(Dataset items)
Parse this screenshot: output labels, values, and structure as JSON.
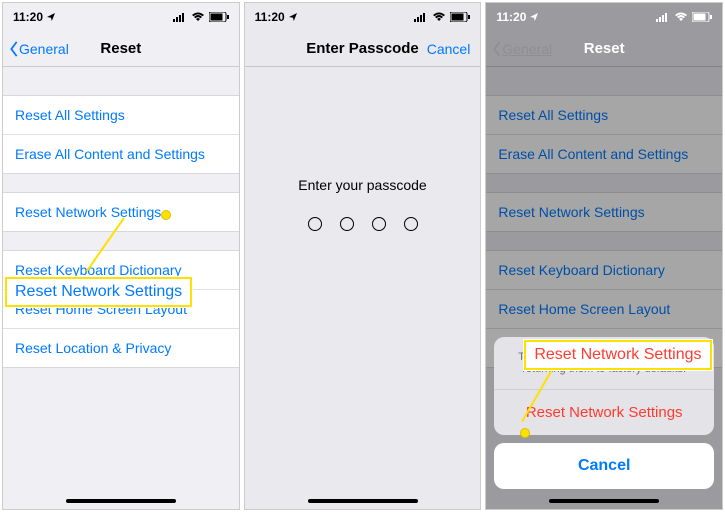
{
  "status": {
    "time": "11:20",
    "loc_icon": "location",
    "signal": "signal",
    "wifi": "wifi",
    "battery": "battery"
  },
  "nav": {
    "back_general": "General",
    "title_reset": "Reset",
    "title_passcode": "Enter Passcode",
    "cancel": "Cancel"
  },
  "reset_rows": {
    "g1": [
      "Reset All Settings",
      "Erase All Content and Settings"
    ],
    "g2": [
      "Reset Network Settings"
    ],
    "g3": [
      "Reset Keyboard Dictionary",
      "Reset Home Screen Layout",
      "Reset Location & Privacy"
    ]
  },
  "passcode": {
    "prompt": "Enter your passcode"
  },
  "sheet": {
    "message": "This will delete all network settings, returning them to factory defaults.",
    "action": "Reset Network Settings",
    "cancel": "Cancel"
  },
  "callouts": {
    "c1": "Reset Network Settings",
    "c2": "Reset Network Settings"
  }
}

• [WORK TO COMPLETE]
Without including any pictures, print each record exactly.

• [THE REPLY]
Parse this screenshot: output labels, values, and structure as JSON.
{
  "status": {
    "time": "11:20",
    "loc_icon": "location",
    "signal": "signal",
    "wifi": "wifi",
    "battery": "battery"
  },
  "nav": {
    "back_general": "General",
    "title_reset": "Reset",
    "title_passcode": "Enter Passcode",
    "cancel": "Cancel"
  },
  "reset_rows": {
    "g1": [
      "Reset All Settings",
      "Erase All Content and Settings"
    ],
    "g2": [
      "Reset Network Settings"
    ],
    "g3": [
      "Reset Keyboard Dictionary",
      "Reset Home Screen Layout",
      "Reset Location & Privacy"
    ]
  },
  "passcode": {
    "prompt": "Enter your passcode"
  },
  "sheet": {
    "message": "This will delete all network settings, returning them to factory defaults.",
    "action": "Reset Network Settings",
    "cancel": "Cancel"
  },
  "callouts": {
    "c1": "Reset Network Settings",
    "c2": "Reset Network Settings"
  }
}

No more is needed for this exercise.